• WORK INSTRUCTIONS:
In the records below, work out how many lines hold the word "ninth". Report the number alone.

================

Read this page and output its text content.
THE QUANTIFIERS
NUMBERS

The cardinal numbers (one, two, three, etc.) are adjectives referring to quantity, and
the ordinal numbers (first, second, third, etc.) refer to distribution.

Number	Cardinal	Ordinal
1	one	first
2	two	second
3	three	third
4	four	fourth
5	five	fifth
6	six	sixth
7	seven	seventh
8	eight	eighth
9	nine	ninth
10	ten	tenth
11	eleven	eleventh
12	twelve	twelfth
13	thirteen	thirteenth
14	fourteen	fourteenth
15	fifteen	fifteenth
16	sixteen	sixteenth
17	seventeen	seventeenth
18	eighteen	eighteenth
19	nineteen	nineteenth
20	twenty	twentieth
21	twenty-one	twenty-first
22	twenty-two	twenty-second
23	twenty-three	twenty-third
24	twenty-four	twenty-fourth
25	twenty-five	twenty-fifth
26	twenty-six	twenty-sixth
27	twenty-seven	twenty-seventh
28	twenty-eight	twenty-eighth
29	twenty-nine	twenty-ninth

================

• ANSWER BELOW:
2